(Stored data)
◆ ◆ ◆

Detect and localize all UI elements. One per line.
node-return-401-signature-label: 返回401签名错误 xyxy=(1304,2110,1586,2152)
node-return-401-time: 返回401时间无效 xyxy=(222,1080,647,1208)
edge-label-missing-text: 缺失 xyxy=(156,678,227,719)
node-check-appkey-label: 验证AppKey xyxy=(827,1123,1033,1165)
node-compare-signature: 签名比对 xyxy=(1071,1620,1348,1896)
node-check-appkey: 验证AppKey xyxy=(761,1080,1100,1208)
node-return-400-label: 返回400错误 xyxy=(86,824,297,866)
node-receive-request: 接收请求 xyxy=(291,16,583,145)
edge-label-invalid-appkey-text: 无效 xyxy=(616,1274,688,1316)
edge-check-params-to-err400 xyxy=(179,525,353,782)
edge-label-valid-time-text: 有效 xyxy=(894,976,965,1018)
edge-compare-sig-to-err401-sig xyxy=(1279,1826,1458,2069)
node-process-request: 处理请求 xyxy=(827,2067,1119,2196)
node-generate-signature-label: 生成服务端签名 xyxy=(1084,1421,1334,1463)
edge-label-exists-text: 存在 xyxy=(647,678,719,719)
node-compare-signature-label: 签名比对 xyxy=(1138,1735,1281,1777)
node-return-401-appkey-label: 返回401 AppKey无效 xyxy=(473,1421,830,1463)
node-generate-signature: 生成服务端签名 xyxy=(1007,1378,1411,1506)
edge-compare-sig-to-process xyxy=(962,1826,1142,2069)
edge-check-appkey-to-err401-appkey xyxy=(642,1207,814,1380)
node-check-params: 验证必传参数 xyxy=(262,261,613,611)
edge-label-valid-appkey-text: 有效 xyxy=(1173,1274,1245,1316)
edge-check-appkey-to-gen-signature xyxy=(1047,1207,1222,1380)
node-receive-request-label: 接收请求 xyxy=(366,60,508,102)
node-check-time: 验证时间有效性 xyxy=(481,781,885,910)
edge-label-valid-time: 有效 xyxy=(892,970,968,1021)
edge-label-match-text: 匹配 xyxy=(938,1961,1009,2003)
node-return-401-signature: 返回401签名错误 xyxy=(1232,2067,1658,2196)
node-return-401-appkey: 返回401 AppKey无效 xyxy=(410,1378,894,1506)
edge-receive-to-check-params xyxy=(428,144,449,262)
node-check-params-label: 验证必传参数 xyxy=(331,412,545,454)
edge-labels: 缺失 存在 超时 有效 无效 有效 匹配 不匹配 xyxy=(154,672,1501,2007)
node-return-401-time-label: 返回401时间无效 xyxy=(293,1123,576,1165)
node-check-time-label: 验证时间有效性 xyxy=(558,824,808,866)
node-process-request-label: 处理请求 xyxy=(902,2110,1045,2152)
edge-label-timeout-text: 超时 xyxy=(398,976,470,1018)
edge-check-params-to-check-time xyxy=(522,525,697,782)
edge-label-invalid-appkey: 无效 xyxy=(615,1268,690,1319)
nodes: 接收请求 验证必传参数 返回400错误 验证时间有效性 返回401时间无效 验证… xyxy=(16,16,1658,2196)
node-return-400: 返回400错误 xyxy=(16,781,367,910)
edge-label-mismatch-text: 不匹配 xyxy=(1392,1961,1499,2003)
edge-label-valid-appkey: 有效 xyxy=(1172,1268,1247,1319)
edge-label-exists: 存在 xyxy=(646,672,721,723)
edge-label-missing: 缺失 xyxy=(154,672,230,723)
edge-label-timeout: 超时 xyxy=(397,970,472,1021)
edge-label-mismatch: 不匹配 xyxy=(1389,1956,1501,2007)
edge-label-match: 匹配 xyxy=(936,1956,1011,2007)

◆ ◆ ◆

**STATED EXERCISE:** Output the data verbatim from its first line through the line containing "node-return-401-signature: 返回401签名错误 xyxy=(1232,2067,1658,2196)", including both of those lines.

**FINAL ANSWER:**
Detect and localize all UI elements. One per line.
node-return-401-signature-label: 返回401签名错误 xyxy=(1304,2110,1586,2152)
node-return-401-time: 返回401时间无效 xyxy=(222,1080,647,1208)
edge-label-missing-text: 缺失 xyxy=(156,678,227,719)
node-check-appkey-label: 验证AppKey xyxy=(827,1123,1033,1165)
node-compare-signature: 签名比对 xyxy=(1071,1620,1348,1896)
node-check-appkey: 验证AppKey xyxy=(761,1080,1100,1208)
node-return-400-label: 返回400错误 xyxy=(86,824,297,866)
node-receive-request: 接收请求 xyxy=(291,16,583,145)
edge-label-invalid-appkey-text: 无效 xyxy=(616,1274,688,1316)
edge-check-params-to-err400 xyxy=(179,525,353,782)
edge-label-valid-time-text: 有效 xyxy=(894,976,965,1018)
edge-compare-sig-to-err401-sig xyxy=(1279,1826,1458,2069)
node-process-request: 处理请求 xyxy=(827,2067,1119,2196)
node-generate-signature-label: 生成服务端签名 xyxy=(1084,1421,1334,1463)
edge-label-exists-text: 存在 xyxy=(647,678,719,719)
node-compare-signature-label: 签名比对 xyxy=(1138,1735,1281,1777)
node-return-401-appkey-label: 返回401 AppKey无效 xyxy=(473,1421,830,1463)
node-generate-signature: 生成服务端签名 xyxy=(1007,1378,1411,1506)
edge-compare-sig-to-process xyxy=(962,1826,1142,2069)
edge-check-appkey-to-err401-appkey xyxy=(642,1207,814,1380)
node-check-params: 验证必传参数 xyxy=(262,261,613,611)
edge-label-valid-appkey-text: 有效 xyxy=(1173,1274,1245,1316)
edge-check-appkey-to-gen-signature xyxy=(1047,1207,1222,1380)
node-receive-request-label: 接收请求 xyxy=(366,60,508,102)
node-check-time: 验证时间有效性 xyxy=(481,781,885,910)
edge-label-valid-time: 有效 xyxy=(892,970,968,1021)
edge-label-match-text: 匹配 xyxy=(938,1961,1009,2003)
node-return-401-signature: 返回401签名错误 xyxy=(1232,2067,1658,2196)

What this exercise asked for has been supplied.